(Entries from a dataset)
++++++
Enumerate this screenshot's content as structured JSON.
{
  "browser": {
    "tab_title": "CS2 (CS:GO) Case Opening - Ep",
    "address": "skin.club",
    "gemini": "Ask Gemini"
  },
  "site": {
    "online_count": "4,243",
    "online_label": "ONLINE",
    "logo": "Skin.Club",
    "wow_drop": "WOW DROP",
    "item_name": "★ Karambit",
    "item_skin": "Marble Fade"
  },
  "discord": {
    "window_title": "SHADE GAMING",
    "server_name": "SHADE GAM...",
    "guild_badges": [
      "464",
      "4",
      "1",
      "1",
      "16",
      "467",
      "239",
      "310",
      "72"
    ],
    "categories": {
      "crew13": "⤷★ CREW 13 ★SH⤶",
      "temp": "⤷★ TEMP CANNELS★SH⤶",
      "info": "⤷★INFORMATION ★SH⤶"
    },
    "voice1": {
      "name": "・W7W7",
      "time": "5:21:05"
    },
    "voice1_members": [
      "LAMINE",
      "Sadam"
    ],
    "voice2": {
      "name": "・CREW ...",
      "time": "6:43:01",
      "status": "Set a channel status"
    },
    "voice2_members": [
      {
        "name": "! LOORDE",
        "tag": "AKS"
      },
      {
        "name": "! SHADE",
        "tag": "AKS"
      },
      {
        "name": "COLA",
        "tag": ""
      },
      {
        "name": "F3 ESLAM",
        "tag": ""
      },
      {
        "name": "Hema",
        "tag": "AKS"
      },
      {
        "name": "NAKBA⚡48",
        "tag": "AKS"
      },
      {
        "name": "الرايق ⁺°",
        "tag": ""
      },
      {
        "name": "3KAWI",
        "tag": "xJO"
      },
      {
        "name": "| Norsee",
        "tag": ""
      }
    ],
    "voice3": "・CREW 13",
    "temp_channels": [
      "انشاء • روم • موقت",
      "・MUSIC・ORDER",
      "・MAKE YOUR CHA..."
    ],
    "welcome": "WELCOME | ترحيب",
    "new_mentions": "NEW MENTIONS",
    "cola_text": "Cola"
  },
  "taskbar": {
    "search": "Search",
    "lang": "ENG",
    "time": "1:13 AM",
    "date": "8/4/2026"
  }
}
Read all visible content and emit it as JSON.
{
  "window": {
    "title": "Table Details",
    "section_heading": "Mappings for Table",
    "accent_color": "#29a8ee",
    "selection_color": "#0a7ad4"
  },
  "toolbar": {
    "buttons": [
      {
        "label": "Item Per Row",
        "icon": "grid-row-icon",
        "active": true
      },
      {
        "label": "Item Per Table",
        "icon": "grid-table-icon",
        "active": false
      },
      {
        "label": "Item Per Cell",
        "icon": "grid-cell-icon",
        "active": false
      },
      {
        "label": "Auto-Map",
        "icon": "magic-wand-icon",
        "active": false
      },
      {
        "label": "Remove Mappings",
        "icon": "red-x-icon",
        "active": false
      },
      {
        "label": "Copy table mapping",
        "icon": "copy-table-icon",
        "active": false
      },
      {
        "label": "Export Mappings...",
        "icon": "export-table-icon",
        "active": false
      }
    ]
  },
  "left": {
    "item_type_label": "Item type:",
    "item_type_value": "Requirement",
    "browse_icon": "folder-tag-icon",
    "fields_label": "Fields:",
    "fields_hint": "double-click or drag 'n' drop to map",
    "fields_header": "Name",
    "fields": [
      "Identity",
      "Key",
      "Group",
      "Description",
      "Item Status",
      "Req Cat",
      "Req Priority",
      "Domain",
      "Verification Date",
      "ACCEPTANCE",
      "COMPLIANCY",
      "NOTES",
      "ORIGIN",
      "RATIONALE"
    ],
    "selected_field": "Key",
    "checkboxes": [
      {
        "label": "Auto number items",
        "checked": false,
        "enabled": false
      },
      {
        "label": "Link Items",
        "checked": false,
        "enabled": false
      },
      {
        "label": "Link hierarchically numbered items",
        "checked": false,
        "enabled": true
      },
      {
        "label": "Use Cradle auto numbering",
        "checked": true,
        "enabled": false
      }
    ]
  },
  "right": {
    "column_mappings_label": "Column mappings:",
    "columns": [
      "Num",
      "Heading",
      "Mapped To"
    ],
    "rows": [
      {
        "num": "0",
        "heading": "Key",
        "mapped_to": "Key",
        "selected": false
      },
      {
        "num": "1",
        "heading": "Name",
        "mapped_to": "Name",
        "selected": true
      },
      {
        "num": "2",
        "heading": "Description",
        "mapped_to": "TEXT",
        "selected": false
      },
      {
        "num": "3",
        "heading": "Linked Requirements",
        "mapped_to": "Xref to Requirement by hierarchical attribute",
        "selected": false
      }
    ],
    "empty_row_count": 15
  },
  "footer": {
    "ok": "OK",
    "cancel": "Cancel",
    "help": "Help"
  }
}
++++++
Task instructions
Transcribe the full listing above without leaving anything out.

Answer to the exercise
Enumerate this screenshot's content as structured JSON.
{
  "browser": {
    "tab_title": "CS2 (CS:GO) Case Opening - Ep",
    "address": "skin.club",
    "gemini": "Ask Gemini"
  },
  "site": {
    "online_count": "4,243",
    "online_label": "ONLINE",
    "logo": "Skin.Club",
    "wow_drop": "WOW DROP",
    "item_name": "★ Karambit",
    "item_skin": "Marble Fade"
  },
  "discord": {
    "window_title": "SHADE GAMING",
    "server_name": "SHADE GAM...",
    "guild_badges": [
      "464",
      "4",
      "1",
      "1",
      "16",
      "467",
      "239",
      "310",
      "72"
    ],
    "categories": {
      "crew13": "⤷★ CREW 13 ★SH⤶",
      "temp": "⤷★ TEMP CANNELS★SH⤶",
      "info": "⤷★INFORMATION ★SH⤶"
    },
    "voice1": {
      "name": "・W7W7",
      "time": "5:21:05"
    },
    "voice1_members": [
      "LAMINE",
      "Sadam"
    ],
    "voice2": {
      "name": "・CREW ...",
      "time": "6:43:01",
      "status": "Set a channel status"
    },
    "voice2_members": [
      {
        "name": "! LOORDE",
        "tag": "AKS"
      },
      {
        "name": "! SHADE",
        "tag": "AKS"
      },
      {
        "name": "COLA",
        "tag": ""
      },
      {
        "name": "F3 ESLAM",
        "tag": ""
      },
      {
        "name": "Hema",
        "tag": "AKS"
      },
      {
        "name": "NAKBA⚡48",
        "tag": "AKS"
      },
      {
        "name": "الرايق ⁺°",
        "tag": ""
      },
      {
        "name": "3KAWI",
        "tag": "xJO"
      },
      {
        "name": "| Norsee",
        "tag": ""
      }
    ],
    "voice3": "・CREW 13",
    "temp_channels": [
      "انشاء • روم • موقت",
      "・MUSIC・ORDER",
      "・MAKE YOUR CHA..."
    ],
    "welcome": "WELCOME | ترحيب",
    "new_mentions": "NEW MENTIONS",
    "cola_text": "Cola"
  },
  "taskbar": {
    "search": "Search",
    "lang": "ENG",
    "time": "1:13 AM",
    "date": "8/4/2026"
  }
}
Read all visible content and emit it as JSON.
{
  "window": {
    "title": "Table Details",
    "section_heading": "Mappings for Table",
    "accent_color": "#29a8ee",
    "selection_color": "#0a7ad4"
  },
  "toolbar": {
    "buttons": [
      {
        "label": "Item Per Row",
        "icon": "grid-row-icon",
        "active": true
      },
      {
        "label": "Item Per Table",
        "icon": "grid-table-icon",
        "active": false
      },
      {
        "label": "Item Per Cell",
        "icon": "grid-cell-icon",
        "active": false
      },
      {
        "label": "Auto-Map",
        "icon": "magic-wand-icon",
        "active": false
      },
      {
        "label": "Remove Mappings",
        "icon": "red-x-icon",
        "active": false
      },
      {
        "label": "Copy table mapping",
        "icon": "copy-table-icon",
        "active": false
      },
      {
        "label": "Export Mappings...",
        "icon": "export-table-icon",
        "active": false
      }
    ]
  },
  "left": {
    "item_type_label": "Item type:",
    "item_type_value": "Requirement",
    "browse_icon": "folder-tag-icon",
    "fields_label": "Fields:",
    "fields_hint": "double-click or drag 'n' drop to map",
    "fields_header": "Name",
    "fields": [
      "Identity",
      "Key",
      "Group",
      "Description",
      "Item Status",
      "Req Cat",
      "Req Priority",
      "Domain",
      "Verification Date",
      "ACCEPTANCE",
      "COMPLIANCY",
      "NOTES",
      "ORIGIN",
      "RATIONALE"
    ],
    "selected_field": "Key",
    "checkboxes": [
      {
        "label": "Auto number items",
        "checked": false,
        "enabled": false
      },
      {
        "label": "Link Items",
        "checked": false,
        "enabled": false
      },
      {
        "label": "Link hierarchically numbered items",
        "checked": false,
        "enabled": true
      },
      {
        "label": "Use Cradle auto numbering",
        "checked": true,
        "enabled": false
      }
    ]
  },
  "right": {
    "column_mappings_label": "Column mappings:",
    "columns": [
      "Num",
      "Heading",
      "Mapped To"
    ],
    "rows": [
      {
        "num": "0",
        "heading": "Key",
        "mapped_to": "Key",
        "selected": false
      },
      {
        "num": "1",
        "heading": "Name",
        "mapped_to": "Name",
        "selected": true
      },
      {
        "num": "2",
        "heading": "Description",
        "mapped_to": "TEXT",
        "selected": false
      },
      {
        "num": "3",
        "heading": "Linked Requirements",
        "mapped_to": "Xref to Requirement by hierarchical attribute",
        "selected": false
      }
    ],
    "empty_row_count": 15
  },
  "footer": {
    "ok": "OK",
    "cancel": "Cancel",
    "help": "Help"
  }
}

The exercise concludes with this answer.